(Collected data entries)
• • • • •

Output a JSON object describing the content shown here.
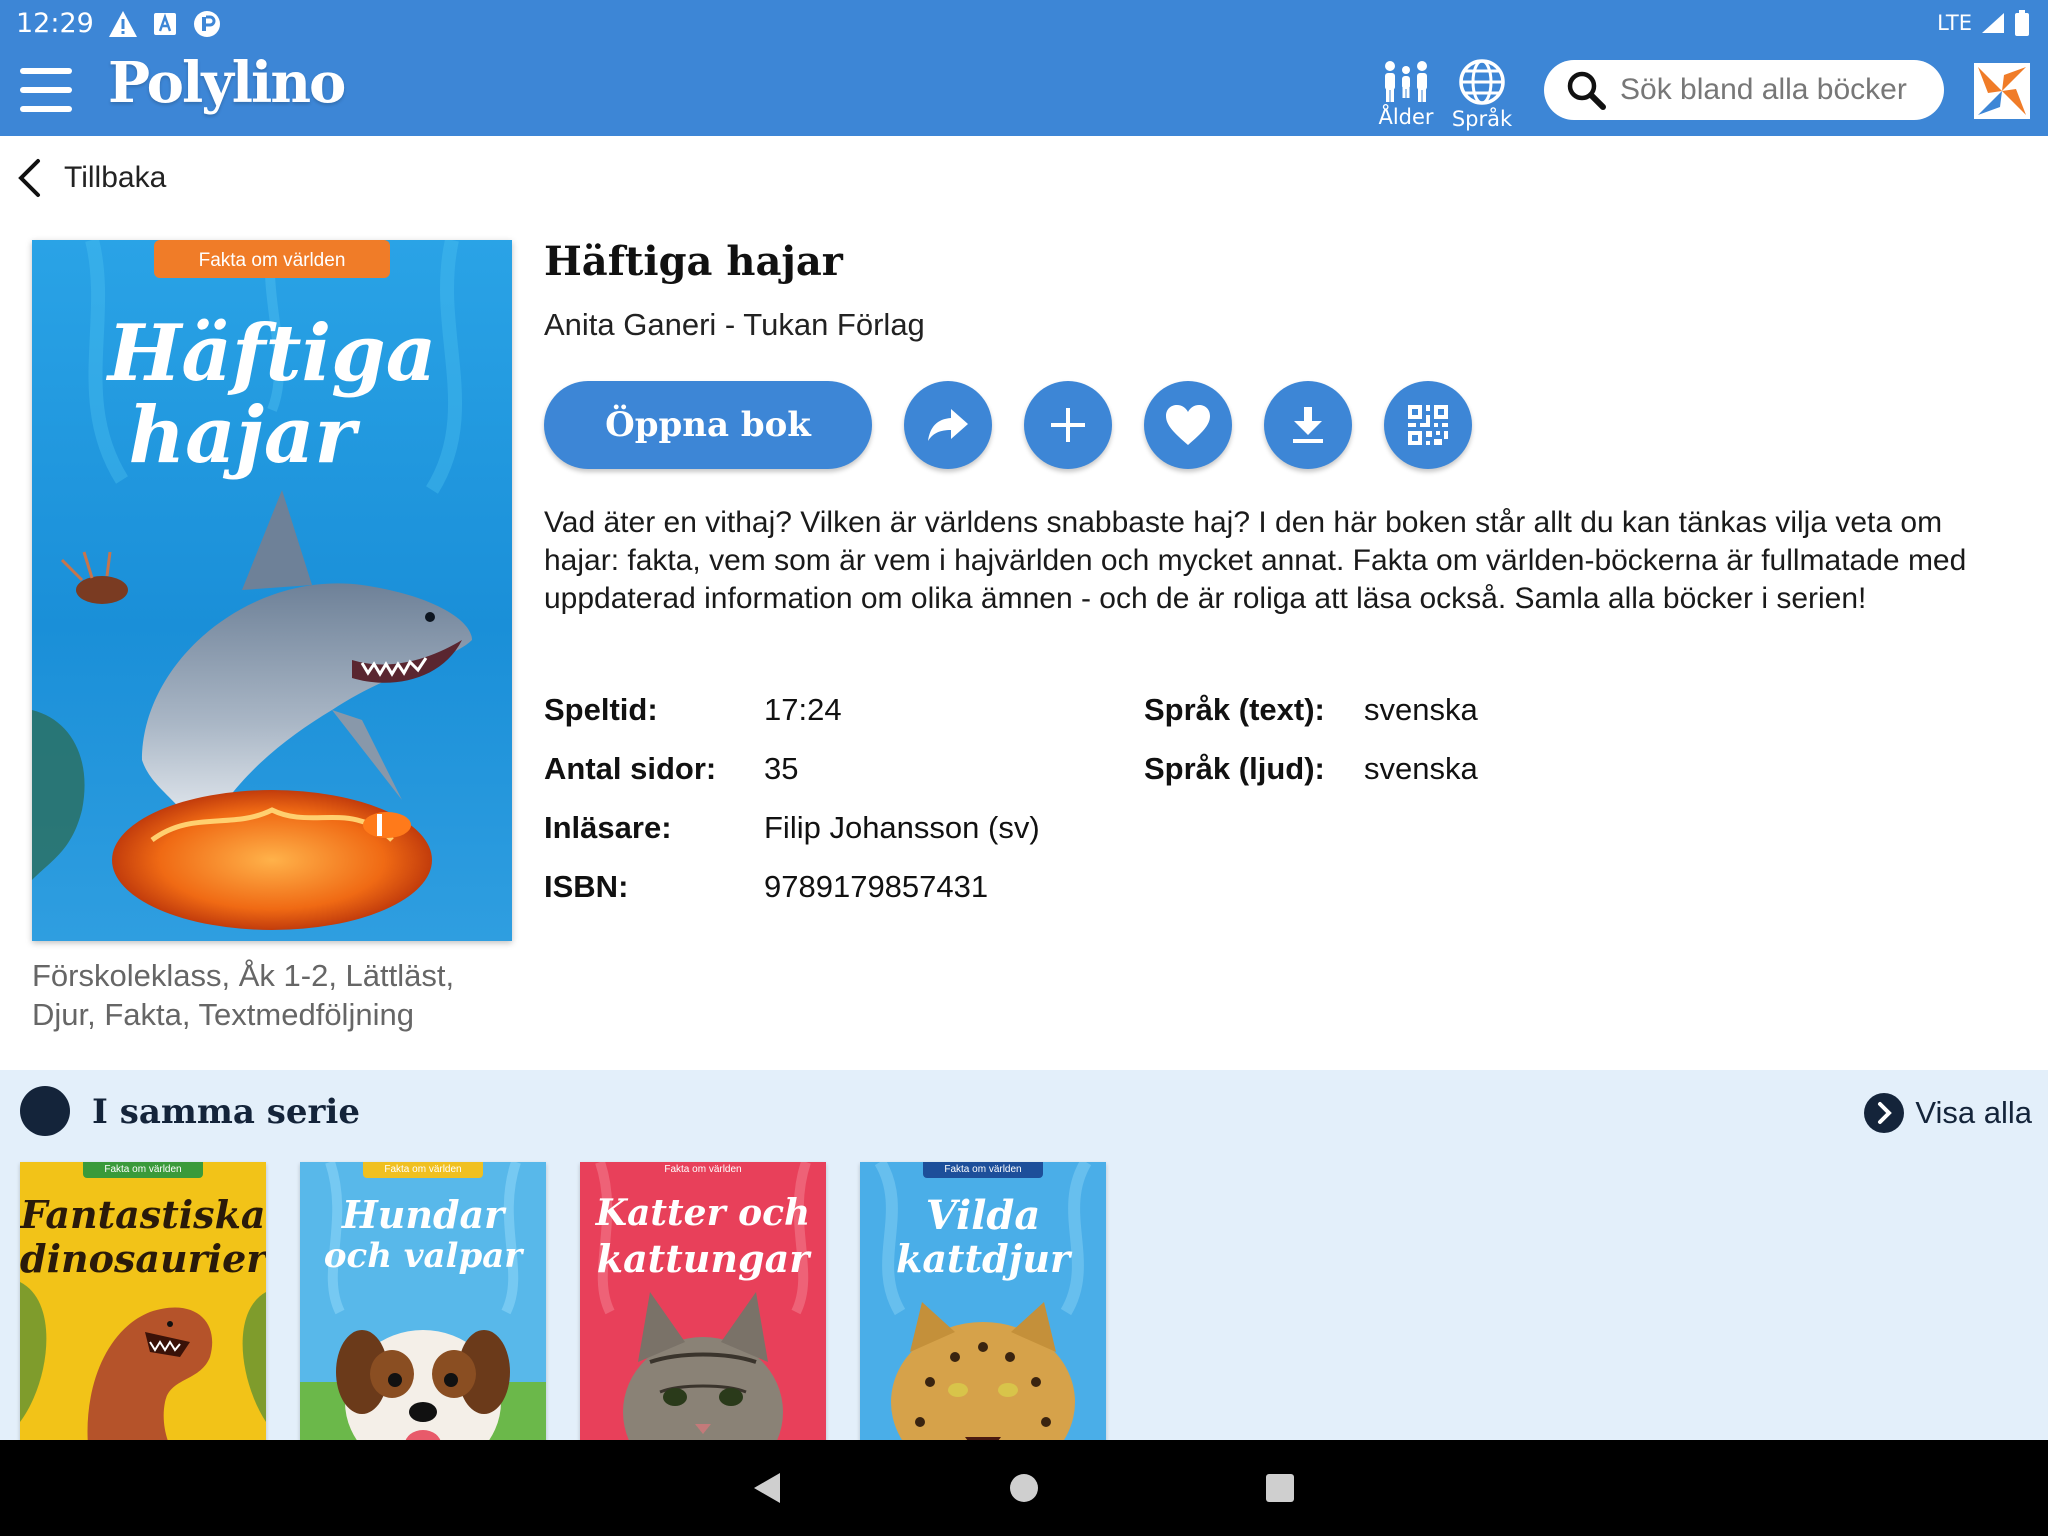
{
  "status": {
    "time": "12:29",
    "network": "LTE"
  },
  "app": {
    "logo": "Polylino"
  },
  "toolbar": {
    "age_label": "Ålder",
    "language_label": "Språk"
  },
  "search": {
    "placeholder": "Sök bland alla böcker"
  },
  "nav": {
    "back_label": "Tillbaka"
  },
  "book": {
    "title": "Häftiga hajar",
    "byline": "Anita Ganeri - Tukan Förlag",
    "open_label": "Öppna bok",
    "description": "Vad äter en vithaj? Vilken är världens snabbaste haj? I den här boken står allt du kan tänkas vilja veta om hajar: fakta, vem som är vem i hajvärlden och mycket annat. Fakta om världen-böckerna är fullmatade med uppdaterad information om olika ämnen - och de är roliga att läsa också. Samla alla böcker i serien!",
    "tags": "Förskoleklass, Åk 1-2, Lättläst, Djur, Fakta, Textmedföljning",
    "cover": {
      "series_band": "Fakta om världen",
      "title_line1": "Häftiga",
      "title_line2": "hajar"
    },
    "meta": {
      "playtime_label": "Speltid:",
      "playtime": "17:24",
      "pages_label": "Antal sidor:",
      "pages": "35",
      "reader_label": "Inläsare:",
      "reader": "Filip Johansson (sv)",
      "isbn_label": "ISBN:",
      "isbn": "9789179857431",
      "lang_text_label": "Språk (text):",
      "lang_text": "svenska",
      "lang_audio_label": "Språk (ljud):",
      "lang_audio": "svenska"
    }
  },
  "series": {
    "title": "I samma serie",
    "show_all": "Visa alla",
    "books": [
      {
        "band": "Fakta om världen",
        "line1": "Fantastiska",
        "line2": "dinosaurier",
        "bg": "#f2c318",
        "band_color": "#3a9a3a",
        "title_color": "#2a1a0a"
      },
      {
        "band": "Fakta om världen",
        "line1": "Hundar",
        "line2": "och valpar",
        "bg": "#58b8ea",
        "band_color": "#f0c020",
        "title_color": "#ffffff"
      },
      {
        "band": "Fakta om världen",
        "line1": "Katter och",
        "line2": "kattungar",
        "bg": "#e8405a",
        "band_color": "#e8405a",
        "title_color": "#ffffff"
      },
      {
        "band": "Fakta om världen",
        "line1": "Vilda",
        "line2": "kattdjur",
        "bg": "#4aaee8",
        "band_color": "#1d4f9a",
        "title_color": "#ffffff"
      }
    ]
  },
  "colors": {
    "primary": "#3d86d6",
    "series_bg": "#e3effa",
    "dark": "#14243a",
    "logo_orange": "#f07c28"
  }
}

• • • • •

> **Work to be completed**
Pictures stay out; reproduce every line of the records exactly.

> **Exercise output**
Output a JSON object describing the content shown here.
{
  "status": {
    "time": "12:29",
    "network": "LTE"
  },
  "app": {
    "logo": "Polylino"
  },
  "toolbar": {
    "age_label": "Ålder",
    "language_label": "Språk"
  },
  "search": {
    "placeholder": "Sök bland alla böcker"
  },
  "nav": {
    "back_label": "Tillbaka"
  },
  "book": {
    "title": "Häftiga hajar",
    "byline": "Anita Ganeri - Tukan Förlag",
    "open_label": "Öppna bok",
    "description": "Vad äter en vithaj? Vilken är världens snabbaste haj? I den här boken står allt du kan tänkas vilja veta om hajar: fakta, vem som är vem i hajvärlden och mycket annat. Fakta om världen-böckerna är fullmatade med uppdaterad information om olika ämnen - och de är roliga att läsa också. Samla alla böcker i serien!",
    "tags": "Förskoleklass, Åk 1-2, Lättläst, Djur, Fakta, Textmedföljning",
    "cover": {
      "series_band": "Fakta om världen",
      "title_line1": "Häftiga",
      "title_line2": "hajar"
    },
    "meta": {
      "playtime_label": "Speltid:",
      "playtime": "17:24",
      "pages_label": "Antal sidor:",
      "pages": "35",
      "reader_label": "Inläsare:",
      "reader": "Filip Johansson (sv)",
      "isbn_label": "ISBN:",
      "isbn": "9789179857431",
      "lang_text_label": "Språk (text):",
      "lang_text": "svenska",
      "lang_audio_label": "Språk (ljud):",
      "lang_audio": "svenska"
    }
  },
  "series": {
    "title": "I samma serie",
    "show_all": "Visa alla",
    "books": [
      {
        "band": "Fakta om världen",
        "line1": "Fantastiska",
        "line2": "dinosaurier",
        "bg": "#f2c318",
        "band_color": "#3a9a3a",
        "title_color": "#2a1a0a"
      },
      {
        "band": "Fakta om världen",
        "line1": "Hundar",
        "line2": "och valpar",
        "bg": "#58b8ea",
        "band_color": "#f0c020",
        "title_color": "#ffffff"
      },
      {
        "band": "Fakta om världen",
        "line1": "Katter och",
        "line2": "kattungar",
        "bg": "#e8405a",
        "band_color": "#e8405a",
        "title_color": "#ffffff"
      },
      {
        "band": "Fakta om världen",
        "line1": "Vilda",
        "line2": "kattdjur",
        "bg": "#4aaee8",
        "band_color": "#1d4f9a",
        "title_color": "#ffffff"
      }
    ]
  },
  "colors": {
    "primary": "#3d86d6",
    "series_bg": "#e3effa",
    "dark": "#14243a",
    "logo_orange": "#f07c28"
  }
}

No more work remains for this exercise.